### Recorded data
————————

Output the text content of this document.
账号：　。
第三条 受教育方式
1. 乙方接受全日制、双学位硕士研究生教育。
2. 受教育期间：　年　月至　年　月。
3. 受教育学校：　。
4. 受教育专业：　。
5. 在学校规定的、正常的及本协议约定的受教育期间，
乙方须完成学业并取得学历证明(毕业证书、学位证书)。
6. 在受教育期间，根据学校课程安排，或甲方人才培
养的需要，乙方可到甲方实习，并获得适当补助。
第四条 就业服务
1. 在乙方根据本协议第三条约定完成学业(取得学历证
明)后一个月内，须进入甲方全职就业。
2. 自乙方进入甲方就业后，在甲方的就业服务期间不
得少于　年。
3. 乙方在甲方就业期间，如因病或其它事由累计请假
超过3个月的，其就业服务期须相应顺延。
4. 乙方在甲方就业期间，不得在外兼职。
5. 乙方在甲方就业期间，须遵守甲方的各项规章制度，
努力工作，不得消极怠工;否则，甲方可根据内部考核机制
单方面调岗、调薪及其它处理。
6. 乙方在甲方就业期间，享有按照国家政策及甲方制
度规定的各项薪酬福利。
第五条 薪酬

————————

### AIM OF THE TASK
Tally the lines in these entries that have the string "乙方在甲方就业期间" in them, then answer with the count and nothing else.

### RESPONSE TO THE TASK
4